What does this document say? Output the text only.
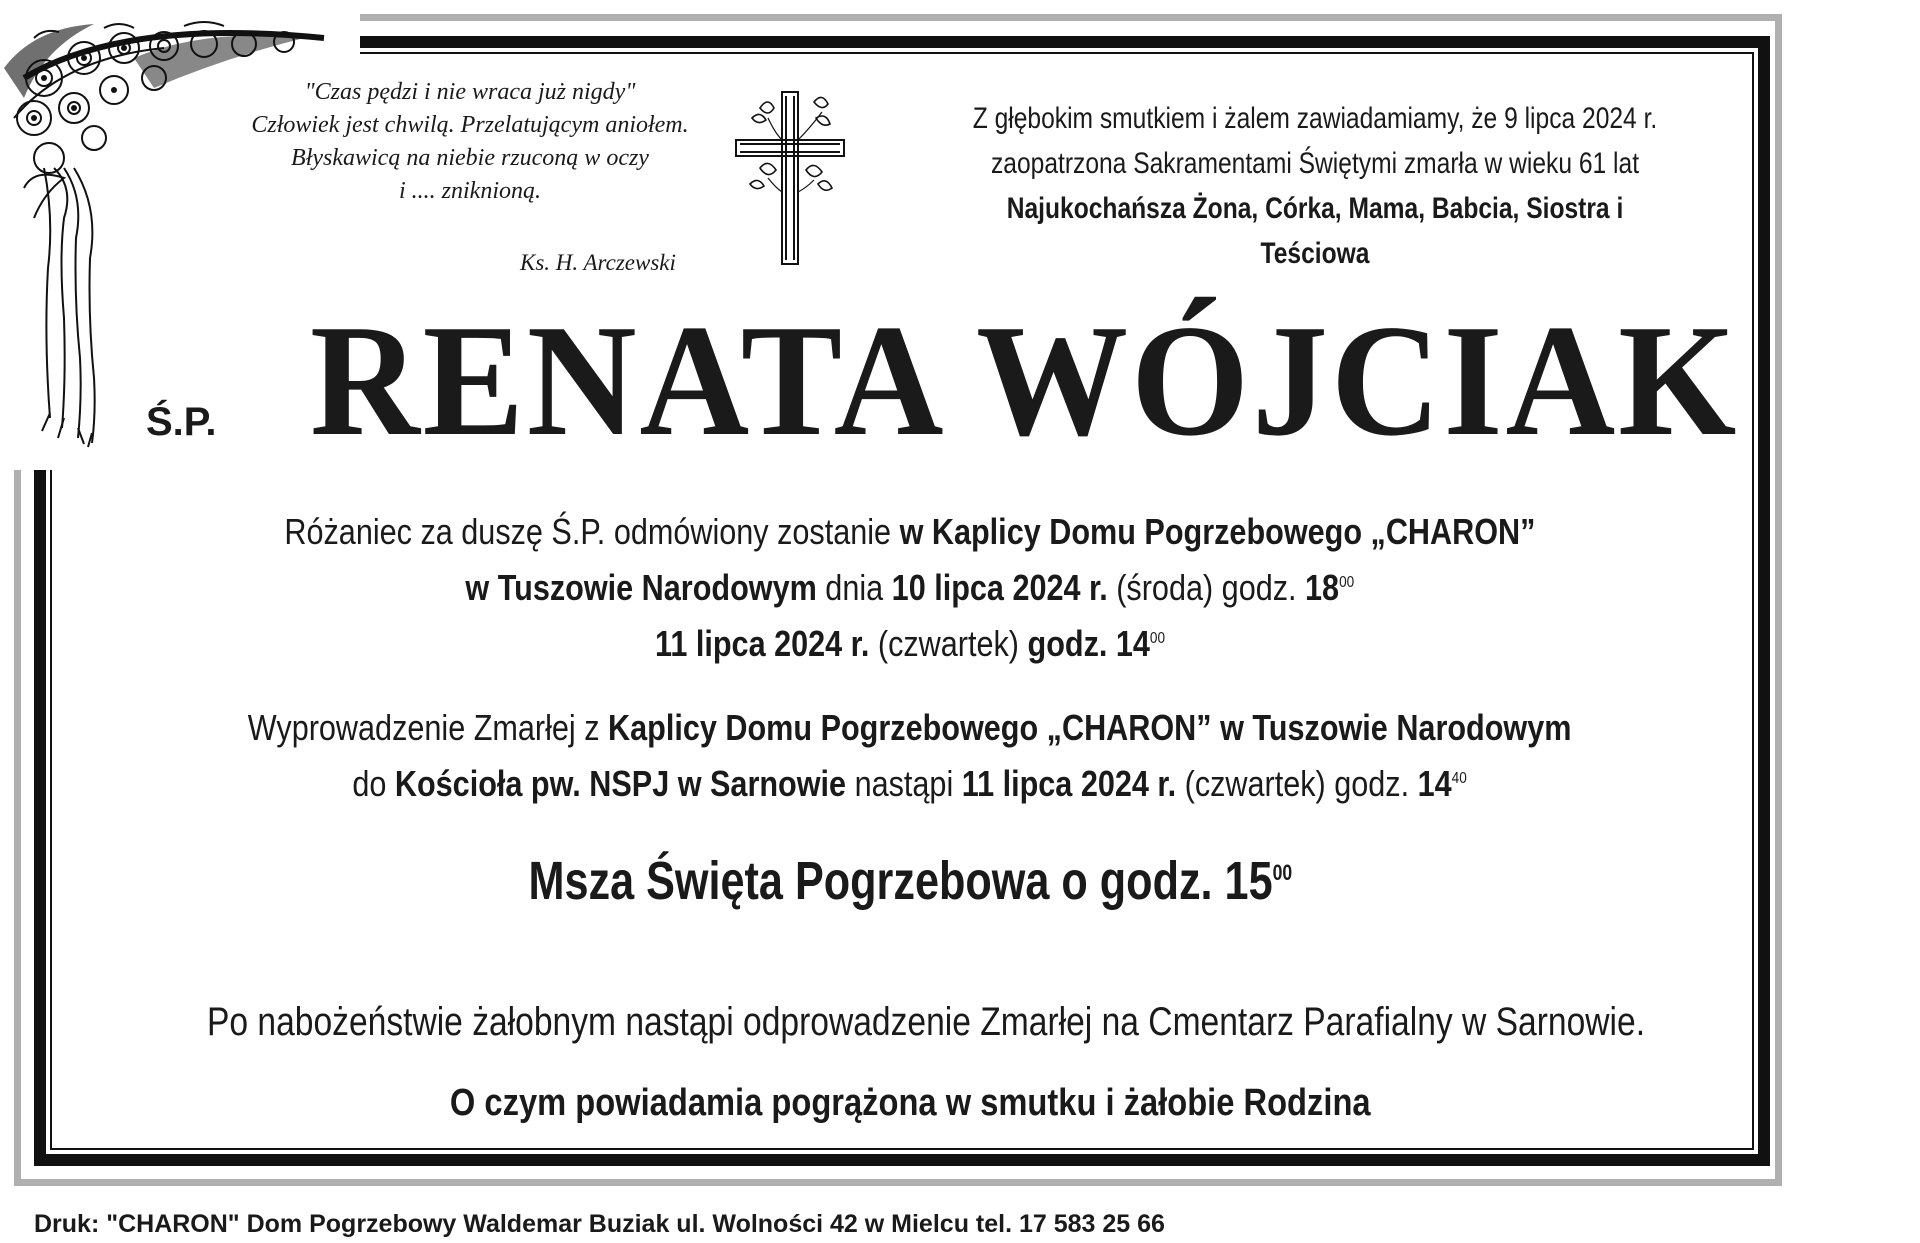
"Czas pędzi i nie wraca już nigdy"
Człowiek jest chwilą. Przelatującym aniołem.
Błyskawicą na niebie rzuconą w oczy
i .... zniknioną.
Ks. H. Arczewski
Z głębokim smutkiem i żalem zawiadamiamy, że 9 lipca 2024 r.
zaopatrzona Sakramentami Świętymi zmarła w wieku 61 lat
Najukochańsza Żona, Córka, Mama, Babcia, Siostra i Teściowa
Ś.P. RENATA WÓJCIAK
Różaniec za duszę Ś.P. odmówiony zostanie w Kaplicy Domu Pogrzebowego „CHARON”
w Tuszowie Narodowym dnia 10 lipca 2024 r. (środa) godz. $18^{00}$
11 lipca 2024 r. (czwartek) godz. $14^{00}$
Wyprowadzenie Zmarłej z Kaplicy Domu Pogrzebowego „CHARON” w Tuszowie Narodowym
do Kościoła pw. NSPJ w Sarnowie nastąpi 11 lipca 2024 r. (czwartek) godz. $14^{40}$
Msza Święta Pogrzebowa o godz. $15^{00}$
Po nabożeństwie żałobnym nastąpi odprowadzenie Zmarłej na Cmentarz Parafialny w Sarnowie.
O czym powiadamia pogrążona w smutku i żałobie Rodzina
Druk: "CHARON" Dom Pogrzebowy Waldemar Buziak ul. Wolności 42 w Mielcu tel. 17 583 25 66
...
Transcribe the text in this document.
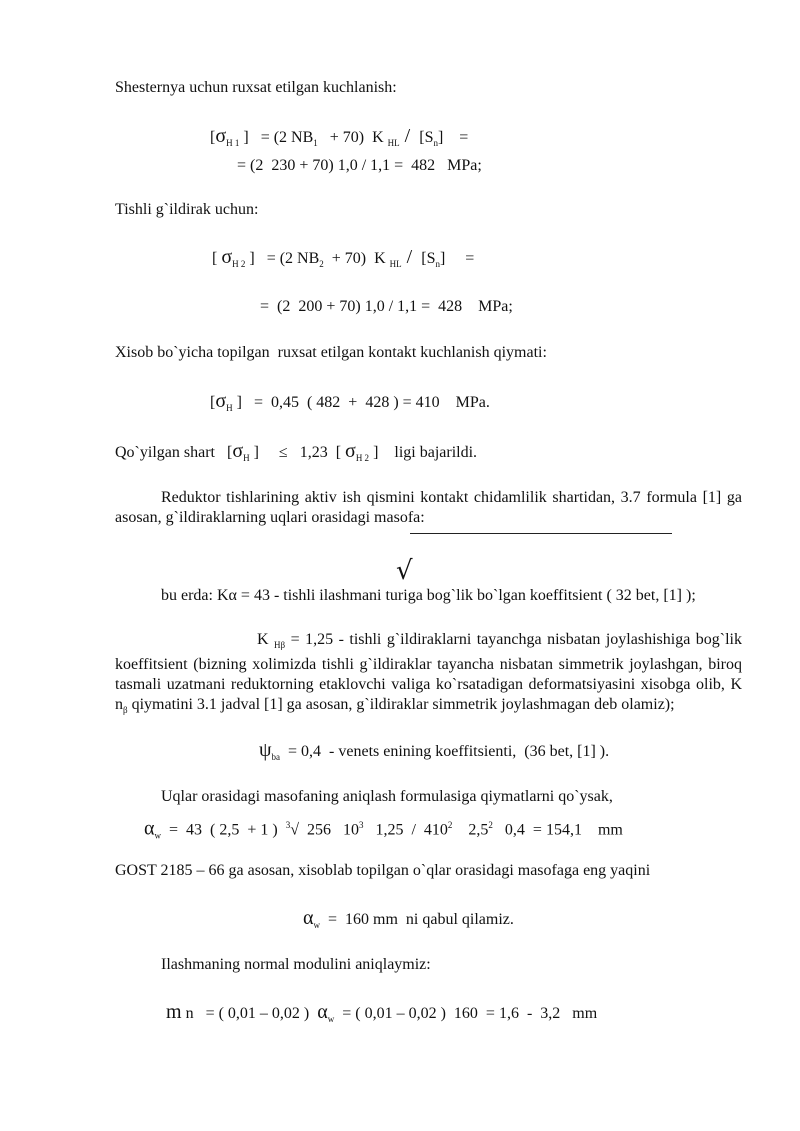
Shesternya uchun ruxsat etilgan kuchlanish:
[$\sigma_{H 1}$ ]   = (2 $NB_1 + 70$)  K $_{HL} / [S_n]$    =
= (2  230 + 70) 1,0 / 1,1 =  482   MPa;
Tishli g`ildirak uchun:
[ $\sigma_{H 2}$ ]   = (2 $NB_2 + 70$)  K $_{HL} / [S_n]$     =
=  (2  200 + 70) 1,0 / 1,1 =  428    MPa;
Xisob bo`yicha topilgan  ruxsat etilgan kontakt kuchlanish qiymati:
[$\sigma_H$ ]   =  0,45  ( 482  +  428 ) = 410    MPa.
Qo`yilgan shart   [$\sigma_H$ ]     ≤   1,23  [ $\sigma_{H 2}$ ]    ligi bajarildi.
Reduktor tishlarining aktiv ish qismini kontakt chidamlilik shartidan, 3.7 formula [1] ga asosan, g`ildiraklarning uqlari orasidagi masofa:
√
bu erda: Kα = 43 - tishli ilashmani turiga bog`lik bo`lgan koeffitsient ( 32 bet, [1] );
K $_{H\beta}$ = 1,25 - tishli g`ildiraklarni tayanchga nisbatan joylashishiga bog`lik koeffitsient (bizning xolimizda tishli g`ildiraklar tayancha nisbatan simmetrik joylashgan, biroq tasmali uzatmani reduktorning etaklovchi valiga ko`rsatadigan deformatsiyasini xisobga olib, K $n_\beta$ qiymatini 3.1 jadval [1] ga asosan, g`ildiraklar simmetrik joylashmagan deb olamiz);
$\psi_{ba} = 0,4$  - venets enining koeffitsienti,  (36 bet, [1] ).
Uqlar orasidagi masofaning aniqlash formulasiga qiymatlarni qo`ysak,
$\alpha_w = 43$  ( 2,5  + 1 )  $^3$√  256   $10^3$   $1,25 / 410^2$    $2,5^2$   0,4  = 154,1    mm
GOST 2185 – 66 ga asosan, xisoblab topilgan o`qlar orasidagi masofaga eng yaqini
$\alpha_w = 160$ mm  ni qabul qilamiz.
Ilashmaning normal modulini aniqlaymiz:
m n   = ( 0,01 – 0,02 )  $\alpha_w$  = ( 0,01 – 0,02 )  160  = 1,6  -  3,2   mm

-- THE EXERCISE --
Read the lines above. Gather those in which the string "kuchlanish" is found.

-- FULL SOLUTION --
Shesternya uchun ruxsat etilgan kuchlanish:
Xisob bo`yicha topilgan  ruxsat etilgan kontakt kuchlanish qiymati:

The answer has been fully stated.